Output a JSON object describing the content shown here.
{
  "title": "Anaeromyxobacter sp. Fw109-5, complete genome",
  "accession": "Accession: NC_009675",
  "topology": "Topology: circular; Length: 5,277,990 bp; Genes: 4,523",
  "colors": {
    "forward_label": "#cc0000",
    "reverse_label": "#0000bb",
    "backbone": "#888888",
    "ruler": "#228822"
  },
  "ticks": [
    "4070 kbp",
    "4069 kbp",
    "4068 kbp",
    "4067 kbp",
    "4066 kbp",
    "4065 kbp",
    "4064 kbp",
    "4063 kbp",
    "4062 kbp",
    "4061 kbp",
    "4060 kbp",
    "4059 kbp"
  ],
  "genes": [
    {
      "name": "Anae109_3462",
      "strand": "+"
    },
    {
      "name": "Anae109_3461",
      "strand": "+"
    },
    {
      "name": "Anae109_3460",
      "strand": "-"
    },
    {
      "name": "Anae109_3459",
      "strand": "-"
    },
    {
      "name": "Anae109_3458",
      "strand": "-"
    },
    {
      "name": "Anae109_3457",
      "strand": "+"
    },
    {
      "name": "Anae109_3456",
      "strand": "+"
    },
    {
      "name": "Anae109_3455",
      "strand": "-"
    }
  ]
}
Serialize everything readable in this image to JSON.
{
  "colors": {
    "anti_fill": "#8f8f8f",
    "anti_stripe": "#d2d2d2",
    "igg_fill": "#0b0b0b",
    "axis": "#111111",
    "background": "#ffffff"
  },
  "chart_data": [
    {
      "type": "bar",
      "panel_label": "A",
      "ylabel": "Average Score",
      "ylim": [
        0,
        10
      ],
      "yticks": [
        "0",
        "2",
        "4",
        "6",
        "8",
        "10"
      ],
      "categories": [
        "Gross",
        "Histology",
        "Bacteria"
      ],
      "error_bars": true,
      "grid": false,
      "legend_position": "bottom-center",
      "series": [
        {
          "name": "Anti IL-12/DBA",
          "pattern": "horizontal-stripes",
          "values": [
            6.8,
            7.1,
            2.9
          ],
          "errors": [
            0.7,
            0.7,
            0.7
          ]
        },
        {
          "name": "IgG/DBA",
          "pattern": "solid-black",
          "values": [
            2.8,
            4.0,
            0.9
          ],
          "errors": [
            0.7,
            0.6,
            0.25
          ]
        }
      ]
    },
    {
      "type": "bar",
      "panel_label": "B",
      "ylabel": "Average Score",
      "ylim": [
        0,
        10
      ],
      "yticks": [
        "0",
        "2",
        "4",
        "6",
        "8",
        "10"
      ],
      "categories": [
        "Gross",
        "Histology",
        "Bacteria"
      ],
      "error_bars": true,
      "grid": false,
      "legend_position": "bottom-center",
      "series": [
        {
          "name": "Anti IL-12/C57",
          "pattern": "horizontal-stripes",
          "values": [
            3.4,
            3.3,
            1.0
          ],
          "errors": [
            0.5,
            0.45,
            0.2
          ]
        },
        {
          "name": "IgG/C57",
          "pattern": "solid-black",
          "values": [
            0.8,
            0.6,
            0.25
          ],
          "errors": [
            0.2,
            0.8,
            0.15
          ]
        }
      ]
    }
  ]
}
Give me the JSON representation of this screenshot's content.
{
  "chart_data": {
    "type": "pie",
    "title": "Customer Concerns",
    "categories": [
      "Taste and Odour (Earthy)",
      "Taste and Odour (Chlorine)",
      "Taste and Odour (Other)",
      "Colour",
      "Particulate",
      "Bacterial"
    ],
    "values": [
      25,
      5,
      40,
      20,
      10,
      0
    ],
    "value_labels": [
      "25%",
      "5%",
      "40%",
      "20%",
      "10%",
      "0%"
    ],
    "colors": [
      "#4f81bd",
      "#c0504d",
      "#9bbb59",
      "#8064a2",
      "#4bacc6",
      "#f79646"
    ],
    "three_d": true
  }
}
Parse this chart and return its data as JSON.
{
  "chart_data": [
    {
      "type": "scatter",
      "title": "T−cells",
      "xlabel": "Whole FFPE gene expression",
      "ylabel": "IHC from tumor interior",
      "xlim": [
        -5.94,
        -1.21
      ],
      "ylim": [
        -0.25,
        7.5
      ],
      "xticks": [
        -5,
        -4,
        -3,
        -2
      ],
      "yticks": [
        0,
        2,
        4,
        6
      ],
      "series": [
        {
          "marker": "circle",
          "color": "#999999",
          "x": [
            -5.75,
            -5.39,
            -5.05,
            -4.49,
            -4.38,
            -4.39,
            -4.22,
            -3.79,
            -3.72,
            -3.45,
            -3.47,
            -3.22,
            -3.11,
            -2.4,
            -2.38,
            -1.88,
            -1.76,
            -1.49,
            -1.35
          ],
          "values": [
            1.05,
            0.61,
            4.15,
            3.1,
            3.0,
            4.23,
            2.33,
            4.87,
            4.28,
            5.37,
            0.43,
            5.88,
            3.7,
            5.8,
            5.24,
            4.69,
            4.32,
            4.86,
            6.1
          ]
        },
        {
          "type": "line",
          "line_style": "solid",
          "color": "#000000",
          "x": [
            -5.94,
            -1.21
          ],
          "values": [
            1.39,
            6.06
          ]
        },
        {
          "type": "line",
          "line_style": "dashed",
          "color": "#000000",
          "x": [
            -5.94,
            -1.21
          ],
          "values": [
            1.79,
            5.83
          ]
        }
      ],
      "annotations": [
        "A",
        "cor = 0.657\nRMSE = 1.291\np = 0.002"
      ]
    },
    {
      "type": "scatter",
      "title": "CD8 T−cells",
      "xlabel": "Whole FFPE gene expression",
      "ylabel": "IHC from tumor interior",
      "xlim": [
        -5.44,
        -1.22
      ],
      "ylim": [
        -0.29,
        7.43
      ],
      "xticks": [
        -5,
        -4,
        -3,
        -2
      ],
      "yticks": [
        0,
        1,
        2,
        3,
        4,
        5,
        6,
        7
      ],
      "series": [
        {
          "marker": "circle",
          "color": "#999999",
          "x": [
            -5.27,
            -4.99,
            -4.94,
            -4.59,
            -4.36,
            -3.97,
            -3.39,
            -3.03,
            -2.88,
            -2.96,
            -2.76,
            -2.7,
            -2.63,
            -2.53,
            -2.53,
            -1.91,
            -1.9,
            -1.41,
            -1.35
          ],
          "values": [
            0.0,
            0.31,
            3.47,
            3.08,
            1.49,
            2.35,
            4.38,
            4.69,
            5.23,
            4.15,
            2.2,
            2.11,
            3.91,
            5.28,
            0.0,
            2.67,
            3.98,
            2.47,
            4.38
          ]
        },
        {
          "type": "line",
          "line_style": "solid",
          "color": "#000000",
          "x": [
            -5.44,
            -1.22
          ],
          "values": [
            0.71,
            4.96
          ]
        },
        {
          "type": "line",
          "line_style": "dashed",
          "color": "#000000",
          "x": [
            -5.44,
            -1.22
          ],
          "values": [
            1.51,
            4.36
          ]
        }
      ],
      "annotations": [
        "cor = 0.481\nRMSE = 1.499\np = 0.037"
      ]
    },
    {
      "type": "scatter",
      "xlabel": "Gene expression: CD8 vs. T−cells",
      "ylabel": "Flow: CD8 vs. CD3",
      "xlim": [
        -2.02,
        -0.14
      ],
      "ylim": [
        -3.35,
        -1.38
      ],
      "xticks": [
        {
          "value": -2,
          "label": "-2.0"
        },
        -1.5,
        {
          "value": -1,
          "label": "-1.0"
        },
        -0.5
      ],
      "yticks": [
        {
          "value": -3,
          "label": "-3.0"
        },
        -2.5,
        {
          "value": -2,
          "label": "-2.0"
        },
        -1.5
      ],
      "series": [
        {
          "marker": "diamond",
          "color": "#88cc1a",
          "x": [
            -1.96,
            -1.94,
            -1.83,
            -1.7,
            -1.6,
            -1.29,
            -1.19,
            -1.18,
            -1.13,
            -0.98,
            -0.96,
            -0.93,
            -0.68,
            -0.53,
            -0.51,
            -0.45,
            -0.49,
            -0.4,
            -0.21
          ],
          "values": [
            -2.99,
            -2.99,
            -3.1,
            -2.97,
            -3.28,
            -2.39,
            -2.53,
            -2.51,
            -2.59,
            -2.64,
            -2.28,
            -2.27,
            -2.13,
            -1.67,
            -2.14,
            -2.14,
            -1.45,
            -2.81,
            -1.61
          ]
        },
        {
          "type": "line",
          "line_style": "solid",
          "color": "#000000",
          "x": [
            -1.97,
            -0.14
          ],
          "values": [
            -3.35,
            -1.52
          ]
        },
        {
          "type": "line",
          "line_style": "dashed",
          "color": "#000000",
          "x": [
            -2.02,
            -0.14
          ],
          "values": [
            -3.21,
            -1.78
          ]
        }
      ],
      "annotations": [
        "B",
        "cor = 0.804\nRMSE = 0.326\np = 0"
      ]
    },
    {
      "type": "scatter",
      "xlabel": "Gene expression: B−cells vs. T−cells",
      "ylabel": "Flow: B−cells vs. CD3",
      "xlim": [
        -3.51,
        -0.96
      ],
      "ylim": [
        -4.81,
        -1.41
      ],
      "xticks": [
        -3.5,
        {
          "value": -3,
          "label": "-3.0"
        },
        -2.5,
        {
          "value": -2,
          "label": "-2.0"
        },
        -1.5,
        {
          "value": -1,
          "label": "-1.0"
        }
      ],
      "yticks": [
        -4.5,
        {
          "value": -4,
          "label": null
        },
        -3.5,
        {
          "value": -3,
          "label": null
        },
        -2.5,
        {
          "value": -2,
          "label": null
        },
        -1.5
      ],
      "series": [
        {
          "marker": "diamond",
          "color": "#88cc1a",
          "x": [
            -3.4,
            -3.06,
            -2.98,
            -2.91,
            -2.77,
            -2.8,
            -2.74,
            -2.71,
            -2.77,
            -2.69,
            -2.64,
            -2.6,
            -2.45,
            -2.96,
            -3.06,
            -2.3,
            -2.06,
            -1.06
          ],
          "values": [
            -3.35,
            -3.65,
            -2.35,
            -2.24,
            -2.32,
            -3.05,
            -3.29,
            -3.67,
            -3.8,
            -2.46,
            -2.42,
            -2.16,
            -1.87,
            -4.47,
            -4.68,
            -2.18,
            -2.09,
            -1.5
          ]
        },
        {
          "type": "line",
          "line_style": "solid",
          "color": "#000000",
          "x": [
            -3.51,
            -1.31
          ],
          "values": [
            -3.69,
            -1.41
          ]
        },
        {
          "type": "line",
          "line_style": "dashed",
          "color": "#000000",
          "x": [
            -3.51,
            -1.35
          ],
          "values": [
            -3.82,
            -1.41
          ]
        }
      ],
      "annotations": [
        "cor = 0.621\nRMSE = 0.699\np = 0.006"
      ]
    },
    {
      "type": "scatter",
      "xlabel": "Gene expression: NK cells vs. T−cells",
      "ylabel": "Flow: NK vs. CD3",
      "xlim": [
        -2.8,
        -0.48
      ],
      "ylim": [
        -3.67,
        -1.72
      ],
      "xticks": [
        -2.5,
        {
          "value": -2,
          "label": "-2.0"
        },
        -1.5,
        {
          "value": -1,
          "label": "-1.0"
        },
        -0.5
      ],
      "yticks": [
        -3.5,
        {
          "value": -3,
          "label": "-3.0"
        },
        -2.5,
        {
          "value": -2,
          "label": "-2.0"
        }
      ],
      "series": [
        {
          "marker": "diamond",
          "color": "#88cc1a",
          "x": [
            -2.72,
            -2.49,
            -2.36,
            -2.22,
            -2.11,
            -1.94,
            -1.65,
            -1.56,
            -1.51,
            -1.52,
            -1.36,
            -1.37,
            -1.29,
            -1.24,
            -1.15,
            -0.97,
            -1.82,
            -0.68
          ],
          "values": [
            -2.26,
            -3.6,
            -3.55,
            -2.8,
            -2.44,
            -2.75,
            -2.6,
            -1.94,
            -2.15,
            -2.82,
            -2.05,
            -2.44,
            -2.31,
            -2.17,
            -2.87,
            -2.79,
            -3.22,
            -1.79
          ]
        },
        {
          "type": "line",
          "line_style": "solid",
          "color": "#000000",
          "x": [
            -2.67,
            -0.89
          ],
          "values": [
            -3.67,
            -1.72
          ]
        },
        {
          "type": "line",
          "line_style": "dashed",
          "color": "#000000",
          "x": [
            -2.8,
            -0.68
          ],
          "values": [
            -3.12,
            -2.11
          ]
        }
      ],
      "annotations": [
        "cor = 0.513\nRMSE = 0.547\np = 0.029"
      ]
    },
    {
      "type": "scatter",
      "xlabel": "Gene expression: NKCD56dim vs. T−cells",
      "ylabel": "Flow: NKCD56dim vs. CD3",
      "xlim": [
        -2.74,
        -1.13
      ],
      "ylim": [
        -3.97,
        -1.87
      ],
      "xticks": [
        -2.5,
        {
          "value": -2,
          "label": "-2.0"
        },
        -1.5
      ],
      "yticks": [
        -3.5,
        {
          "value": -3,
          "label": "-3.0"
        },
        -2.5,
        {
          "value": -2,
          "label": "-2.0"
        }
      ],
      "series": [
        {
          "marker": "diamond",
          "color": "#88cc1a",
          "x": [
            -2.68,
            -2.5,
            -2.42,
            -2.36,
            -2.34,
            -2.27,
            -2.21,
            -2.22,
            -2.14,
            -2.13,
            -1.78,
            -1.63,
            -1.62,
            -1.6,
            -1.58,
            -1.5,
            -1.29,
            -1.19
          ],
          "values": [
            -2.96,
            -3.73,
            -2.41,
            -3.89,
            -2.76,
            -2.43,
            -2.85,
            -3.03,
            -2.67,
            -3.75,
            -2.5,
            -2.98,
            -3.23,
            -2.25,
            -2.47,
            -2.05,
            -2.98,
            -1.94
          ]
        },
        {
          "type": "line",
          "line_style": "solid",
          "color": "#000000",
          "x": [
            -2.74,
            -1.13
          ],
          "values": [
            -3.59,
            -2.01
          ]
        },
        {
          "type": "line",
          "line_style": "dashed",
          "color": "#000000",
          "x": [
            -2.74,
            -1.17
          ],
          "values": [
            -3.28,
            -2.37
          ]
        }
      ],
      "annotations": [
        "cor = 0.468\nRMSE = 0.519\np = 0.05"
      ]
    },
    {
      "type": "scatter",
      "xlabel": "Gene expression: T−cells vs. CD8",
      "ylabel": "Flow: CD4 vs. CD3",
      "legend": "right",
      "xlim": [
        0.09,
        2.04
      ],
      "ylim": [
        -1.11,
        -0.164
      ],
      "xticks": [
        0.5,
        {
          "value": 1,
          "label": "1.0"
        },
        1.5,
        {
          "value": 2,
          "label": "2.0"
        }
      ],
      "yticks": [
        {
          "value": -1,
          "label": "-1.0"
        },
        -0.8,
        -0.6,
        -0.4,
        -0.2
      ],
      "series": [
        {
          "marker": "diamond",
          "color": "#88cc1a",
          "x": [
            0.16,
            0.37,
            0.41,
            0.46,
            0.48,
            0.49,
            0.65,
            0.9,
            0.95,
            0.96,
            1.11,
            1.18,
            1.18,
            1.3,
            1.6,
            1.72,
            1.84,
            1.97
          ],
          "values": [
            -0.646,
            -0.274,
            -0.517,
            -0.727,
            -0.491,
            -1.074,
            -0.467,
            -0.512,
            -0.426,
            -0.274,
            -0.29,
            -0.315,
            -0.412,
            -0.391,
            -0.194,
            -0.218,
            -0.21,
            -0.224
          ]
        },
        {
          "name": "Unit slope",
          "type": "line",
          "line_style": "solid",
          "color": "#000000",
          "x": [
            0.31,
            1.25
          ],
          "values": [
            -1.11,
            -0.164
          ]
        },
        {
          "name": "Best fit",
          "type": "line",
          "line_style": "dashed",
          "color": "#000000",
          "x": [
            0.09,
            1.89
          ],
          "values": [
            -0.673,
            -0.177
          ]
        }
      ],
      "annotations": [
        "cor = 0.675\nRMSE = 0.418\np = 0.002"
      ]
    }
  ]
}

::::::

Reproduce each line from the records that contains the word "title".

> **Solution to the problem**
  "title": "Anaeromyxobacter sp. Fw109-5, complete genome",
    "title": "Customer Concerns",
      "title": "T−cells",
      "title": "CD8 T−cells",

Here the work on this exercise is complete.